- **Goal of the exercise**
Search the data for the string "Spot" and gather each line it is in.
>> BEGIN Items
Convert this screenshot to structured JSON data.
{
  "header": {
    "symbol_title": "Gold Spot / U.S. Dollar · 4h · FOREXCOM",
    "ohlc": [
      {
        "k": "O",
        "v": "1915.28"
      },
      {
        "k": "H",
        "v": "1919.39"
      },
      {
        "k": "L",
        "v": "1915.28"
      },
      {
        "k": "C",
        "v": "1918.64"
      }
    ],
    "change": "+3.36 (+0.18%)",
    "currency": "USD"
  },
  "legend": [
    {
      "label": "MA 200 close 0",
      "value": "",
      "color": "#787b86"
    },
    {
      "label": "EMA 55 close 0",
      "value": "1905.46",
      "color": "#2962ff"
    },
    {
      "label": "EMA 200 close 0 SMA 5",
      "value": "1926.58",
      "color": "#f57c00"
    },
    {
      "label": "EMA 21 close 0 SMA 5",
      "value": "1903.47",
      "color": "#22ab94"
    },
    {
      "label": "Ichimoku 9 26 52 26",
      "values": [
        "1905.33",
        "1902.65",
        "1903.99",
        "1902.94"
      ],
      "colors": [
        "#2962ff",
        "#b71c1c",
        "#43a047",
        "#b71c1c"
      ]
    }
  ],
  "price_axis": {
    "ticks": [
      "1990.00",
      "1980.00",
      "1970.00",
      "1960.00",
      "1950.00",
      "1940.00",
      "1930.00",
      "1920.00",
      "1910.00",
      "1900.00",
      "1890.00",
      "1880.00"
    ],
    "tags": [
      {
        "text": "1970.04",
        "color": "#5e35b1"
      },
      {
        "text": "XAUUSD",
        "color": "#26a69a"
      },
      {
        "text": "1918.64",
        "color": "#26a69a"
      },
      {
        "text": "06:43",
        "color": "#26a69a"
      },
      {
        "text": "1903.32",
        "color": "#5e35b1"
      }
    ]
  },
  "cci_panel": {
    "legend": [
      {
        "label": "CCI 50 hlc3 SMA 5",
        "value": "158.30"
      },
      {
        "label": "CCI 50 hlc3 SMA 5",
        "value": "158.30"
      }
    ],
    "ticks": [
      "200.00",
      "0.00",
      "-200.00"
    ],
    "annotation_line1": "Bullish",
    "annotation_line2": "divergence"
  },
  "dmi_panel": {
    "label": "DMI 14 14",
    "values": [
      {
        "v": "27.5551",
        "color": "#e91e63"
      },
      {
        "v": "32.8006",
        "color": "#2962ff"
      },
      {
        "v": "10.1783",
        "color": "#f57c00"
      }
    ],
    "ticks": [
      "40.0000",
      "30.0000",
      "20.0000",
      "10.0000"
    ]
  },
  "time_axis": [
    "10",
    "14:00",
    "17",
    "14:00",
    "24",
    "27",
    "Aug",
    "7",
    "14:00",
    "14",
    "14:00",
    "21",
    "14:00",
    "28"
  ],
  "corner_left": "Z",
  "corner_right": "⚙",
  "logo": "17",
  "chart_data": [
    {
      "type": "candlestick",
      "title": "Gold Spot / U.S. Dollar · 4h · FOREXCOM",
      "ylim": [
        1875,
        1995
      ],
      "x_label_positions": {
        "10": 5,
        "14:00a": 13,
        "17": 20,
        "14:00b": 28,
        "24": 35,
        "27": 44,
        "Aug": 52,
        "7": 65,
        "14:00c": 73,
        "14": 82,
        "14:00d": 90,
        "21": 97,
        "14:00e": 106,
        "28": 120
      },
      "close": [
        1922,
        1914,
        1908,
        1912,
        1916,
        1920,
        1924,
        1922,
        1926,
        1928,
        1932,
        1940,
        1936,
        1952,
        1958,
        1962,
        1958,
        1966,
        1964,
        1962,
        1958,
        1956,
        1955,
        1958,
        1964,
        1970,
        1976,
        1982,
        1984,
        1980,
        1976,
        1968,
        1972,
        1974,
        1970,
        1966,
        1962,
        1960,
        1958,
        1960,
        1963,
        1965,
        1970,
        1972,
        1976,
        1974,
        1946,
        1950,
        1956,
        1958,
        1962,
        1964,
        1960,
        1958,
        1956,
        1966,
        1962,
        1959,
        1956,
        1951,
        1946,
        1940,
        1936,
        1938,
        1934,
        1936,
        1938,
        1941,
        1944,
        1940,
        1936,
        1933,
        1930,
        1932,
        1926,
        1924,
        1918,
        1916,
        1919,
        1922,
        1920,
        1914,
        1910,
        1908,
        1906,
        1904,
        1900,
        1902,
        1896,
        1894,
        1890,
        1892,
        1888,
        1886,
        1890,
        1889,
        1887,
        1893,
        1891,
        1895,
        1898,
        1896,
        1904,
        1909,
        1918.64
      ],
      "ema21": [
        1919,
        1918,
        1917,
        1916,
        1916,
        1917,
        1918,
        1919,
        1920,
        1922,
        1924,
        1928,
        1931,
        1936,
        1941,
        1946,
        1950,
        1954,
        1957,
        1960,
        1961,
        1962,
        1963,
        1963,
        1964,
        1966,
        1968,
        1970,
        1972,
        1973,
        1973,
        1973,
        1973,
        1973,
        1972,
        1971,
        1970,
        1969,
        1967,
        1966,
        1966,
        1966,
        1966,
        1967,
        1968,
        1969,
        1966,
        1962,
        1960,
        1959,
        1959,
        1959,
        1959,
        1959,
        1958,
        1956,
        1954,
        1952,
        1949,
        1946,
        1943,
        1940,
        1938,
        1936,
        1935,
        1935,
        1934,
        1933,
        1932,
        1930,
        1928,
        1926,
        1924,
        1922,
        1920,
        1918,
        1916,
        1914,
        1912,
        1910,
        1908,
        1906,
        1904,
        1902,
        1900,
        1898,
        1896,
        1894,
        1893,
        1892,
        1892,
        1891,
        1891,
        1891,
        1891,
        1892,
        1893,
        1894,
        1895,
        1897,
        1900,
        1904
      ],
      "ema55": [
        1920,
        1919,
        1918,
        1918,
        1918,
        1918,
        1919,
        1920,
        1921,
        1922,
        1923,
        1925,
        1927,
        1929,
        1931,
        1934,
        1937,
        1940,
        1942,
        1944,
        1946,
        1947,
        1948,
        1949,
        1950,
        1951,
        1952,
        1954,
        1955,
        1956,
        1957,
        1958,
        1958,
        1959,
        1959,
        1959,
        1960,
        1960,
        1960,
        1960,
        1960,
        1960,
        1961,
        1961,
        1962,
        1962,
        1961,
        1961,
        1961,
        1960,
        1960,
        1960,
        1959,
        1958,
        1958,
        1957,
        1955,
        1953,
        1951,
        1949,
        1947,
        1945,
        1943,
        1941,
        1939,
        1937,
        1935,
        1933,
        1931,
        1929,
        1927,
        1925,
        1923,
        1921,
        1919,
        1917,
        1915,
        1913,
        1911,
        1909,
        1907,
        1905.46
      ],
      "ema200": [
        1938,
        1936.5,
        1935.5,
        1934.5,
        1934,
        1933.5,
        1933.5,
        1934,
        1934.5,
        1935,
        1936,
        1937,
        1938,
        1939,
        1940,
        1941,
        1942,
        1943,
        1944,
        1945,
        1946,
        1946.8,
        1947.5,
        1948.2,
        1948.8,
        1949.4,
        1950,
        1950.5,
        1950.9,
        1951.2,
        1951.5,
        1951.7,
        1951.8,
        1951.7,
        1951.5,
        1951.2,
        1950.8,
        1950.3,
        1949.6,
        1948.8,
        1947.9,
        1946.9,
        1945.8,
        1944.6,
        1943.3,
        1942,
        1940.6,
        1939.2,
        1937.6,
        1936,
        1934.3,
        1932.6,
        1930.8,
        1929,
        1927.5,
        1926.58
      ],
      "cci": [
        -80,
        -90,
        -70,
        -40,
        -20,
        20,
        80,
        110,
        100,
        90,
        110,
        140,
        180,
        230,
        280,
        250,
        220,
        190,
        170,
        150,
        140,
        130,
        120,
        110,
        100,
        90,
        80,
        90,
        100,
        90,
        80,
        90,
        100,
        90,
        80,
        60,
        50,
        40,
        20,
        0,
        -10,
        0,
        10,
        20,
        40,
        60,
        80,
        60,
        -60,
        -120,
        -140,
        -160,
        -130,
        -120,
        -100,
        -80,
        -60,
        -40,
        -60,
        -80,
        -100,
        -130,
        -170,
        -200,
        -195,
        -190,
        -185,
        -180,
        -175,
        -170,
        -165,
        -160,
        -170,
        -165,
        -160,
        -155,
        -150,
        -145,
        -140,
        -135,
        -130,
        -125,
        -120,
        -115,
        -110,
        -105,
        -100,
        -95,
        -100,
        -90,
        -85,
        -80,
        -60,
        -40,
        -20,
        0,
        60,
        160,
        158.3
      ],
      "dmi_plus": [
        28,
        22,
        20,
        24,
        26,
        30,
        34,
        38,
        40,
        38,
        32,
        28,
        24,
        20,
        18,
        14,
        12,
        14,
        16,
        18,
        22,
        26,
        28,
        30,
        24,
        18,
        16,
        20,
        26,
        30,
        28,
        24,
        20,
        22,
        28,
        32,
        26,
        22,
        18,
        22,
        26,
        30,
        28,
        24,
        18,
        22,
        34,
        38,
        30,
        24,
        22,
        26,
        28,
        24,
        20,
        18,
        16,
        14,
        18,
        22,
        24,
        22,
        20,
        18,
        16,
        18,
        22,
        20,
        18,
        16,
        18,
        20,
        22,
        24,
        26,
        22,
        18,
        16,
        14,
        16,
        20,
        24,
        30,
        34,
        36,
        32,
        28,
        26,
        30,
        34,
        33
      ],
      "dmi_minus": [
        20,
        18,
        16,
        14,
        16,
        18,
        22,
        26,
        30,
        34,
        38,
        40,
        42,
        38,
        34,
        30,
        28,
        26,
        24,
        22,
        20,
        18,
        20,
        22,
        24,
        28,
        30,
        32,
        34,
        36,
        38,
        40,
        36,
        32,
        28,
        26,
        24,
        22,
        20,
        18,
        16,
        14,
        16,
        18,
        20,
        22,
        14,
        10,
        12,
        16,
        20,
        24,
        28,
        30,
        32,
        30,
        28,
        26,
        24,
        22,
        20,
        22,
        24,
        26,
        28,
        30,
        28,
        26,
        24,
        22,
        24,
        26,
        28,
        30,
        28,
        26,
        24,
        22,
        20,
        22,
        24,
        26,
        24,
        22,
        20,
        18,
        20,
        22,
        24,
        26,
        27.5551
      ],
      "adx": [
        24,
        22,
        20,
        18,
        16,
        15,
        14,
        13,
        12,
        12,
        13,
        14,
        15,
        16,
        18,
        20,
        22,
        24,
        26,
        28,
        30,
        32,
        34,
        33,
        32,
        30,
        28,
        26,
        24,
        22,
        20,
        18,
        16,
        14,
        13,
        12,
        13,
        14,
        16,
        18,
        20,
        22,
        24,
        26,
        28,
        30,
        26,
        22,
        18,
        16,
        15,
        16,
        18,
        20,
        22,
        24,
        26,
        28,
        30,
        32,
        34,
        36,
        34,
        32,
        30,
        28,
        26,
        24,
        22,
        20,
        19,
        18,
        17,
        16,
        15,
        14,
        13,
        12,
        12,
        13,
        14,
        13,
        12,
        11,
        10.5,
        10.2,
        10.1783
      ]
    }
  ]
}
>> END Items
- **Exercise answer**
    "symbol_title": "Gold Spot / U.S. Dollar · 4h · FOREXCOM",
      "title": "Gold Spot / U.S. Dollar · 4h · FOREXCOM",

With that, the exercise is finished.